**EXCERPTED RECORDS:**
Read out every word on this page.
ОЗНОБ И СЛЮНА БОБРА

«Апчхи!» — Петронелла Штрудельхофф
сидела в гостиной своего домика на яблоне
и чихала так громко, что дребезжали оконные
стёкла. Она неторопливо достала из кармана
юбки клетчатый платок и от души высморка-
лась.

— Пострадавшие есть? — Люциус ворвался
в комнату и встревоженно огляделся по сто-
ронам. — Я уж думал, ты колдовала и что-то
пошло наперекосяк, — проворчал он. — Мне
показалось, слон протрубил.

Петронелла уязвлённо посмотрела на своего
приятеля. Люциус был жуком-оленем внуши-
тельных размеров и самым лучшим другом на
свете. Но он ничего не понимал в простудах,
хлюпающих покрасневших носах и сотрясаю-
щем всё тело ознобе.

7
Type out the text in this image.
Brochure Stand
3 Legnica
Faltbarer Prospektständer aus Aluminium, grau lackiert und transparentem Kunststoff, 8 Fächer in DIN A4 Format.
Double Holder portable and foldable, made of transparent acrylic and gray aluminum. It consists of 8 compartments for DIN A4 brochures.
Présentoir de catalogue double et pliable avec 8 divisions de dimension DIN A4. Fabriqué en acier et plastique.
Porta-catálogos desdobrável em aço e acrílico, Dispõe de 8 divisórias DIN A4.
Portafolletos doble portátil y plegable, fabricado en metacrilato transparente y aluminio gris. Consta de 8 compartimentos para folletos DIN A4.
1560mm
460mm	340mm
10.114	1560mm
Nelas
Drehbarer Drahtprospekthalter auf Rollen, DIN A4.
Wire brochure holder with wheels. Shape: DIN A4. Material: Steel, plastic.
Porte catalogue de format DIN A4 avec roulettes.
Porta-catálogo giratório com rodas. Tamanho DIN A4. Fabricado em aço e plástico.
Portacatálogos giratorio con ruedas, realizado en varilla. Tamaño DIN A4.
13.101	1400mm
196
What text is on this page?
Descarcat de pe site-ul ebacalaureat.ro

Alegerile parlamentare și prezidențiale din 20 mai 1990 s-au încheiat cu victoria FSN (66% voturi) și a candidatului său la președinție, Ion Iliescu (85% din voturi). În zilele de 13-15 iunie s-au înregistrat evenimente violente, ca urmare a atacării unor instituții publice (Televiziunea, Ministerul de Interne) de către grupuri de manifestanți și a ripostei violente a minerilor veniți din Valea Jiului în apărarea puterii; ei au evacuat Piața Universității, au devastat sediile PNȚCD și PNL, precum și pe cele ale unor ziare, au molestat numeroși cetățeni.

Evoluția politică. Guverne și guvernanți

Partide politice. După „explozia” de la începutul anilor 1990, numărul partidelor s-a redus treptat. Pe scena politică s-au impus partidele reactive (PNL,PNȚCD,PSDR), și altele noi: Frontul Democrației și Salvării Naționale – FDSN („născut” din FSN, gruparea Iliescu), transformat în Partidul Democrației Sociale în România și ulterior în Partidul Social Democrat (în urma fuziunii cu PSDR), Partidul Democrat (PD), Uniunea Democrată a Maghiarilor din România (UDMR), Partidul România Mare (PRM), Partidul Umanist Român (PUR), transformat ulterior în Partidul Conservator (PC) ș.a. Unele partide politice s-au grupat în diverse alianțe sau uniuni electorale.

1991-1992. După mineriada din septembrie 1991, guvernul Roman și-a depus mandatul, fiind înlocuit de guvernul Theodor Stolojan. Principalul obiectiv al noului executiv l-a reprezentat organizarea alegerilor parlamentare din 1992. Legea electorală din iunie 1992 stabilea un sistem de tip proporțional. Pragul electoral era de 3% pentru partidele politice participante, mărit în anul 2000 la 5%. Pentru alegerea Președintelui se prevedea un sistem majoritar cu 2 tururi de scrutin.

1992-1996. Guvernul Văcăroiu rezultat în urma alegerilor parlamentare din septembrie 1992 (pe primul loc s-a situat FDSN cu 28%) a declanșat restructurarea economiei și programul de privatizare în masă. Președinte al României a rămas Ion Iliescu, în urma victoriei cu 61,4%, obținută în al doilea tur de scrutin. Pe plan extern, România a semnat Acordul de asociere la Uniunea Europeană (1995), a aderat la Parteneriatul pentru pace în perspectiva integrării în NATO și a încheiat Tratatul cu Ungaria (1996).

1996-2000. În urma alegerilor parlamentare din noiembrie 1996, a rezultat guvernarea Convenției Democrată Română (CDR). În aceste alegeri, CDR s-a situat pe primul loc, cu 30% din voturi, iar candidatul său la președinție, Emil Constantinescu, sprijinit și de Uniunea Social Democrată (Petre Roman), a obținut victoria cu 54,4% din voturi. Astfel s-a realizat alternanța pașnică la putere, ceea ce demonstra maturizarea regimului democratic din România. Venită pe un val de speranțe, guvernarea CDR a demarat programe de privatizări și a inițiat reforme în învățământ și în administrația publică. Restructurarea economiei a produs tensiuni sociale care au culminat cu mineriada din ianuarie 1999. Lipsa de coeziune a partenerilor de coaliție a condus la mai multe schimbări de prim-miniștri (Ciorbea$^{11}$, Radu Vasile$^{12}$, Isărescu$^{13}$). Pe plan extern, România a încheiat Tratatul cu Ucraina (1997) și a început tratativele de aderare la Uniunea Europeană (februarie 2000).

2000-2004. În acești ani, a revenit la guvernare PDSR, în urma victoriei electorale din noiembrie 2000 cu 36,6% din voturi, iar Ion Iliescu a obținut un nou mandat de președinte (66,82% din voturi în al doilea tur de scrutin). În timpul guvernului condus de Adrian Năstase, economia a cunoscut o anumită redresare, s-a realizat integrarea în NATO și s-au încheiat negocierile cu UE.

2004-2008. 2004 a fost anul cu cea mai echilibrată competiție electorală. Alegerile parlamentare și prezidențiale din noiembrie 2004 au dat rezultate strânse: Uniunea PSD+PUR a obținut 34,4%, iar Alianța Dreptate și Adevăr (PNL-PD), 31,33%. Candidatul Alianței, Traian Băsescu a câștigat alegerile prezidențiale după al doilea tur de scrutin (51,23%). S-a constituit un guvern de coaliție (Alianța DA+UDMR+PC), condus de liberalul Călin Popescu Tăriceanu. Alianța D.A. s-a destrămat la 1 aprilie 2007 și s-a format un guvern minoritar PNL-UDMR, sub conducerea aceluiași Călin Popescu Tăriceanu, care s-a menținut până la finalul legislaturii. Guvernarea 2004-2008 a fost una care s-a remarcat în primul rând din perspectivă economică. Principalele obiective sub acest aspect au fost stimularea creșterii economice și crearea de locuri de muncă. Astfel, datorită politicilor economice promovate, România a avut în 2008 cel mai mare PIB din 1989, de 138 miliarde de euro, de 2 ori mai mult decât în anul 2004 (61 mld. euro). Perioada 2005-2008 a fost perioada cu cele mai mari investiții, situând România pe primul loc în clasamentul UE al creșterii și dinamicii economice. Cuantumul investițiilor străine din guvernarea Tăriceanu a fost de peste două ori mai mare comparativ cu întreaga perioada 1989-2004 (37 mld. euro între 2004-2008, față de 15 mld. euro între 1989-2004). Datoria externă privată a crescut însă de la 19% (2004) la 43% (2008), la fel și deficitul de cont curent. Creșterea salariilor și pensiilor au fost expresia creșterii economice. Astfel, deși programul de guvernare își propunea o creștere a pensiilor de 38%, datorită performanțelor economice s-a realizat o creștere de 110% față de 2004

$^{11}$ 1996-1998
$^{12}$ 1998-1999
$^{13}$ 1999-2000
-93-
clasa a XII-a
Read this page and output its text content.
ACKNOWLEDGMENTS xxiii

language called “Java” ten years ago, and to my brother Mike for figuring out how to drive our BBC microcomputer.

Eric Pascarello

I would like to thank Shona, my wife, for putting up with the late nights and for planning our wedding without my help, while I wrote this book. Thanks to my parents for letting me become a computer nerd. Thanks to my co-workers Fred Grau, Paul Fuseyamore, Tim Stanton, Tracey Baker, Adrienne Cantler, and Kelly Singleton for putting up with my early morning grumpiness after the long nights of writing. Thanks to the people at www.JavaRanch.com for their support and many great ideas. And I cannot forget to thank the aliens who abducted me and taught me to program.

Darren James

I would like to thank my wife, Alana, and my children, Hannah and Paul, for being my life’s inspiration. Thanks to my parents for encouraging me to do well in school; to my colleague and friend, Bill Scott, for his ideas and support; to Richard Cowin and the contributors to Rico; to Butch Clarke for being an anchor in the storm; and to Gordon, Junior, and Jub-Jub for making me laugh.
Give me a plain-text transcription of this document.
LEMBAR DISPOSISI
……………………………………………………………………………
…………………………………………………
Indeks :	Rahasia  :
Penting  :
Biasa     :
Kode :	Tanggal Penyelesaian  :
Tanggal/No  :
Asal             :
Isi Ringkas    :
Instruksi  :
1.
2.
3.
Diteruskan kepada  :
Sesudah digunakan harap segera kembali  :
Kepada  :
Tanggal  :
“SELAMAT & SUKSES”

**WHAT IS NEEDED:** Collect, from the material above, every line containing the word "mineriada".

**OUTPUT:**
1991-1992. După mineriada din septembrie 1991, guvernul Roman și-a depus mandatul, fiind înlocuit de guvernul Theodor Stolojan. Principalul obiectiv al noului executiv l-a reprezentat organizarea alegerilor parlamentare din 1992. Legea electorală din iunie 1992 stabilea un sistem de tip proporțional. Pragul electoral era de 3% pentru partidele politice participante, mărit în anul 2000 la 5%. Pentru alegerea Președintelui se prevedea un sistem majoritar cu 2 tururi de scrutin.
1996-2000. În urma alegerilor parlamentare din noiembrie 1996, a rezultat guvernarea Convenției Democrată Română (CDR). În aceste alegeri, CDR s-a situat pe primul loc, cu 30% din voturi, iar candidatul său la președinție, Emil Constantinescu, sprijinit și de Uniunea Social Democrată (Petre Roman), a obținut victoria cu 54,4% din voturi. Astfel s-a realizat alternanța pașnică la putere, ceea ce demonstra maturizarea regimului democratic din România. Venită pe un val de speranțe, guvernarea CDR a demarat programe de privatizări și a inițiat reforme în învățământ și în administrația publică. Restructurarea economiei a produs tensiuni sociale care au culminat cu mineriada din ianuarie 1999. Lipsa de coeziune a partenerilor de coaliție a condus la mai multe schimbări de prim-miniștri (Ciorbea$^{11}$, Radu Vasile$^{12}$, Isărescu$^{13}$). Pe plan extern, România a încheiat Tratatul cu Ucraina (1997) și a început tratativele de aderare la Uniunea Europeană (februarie 2000).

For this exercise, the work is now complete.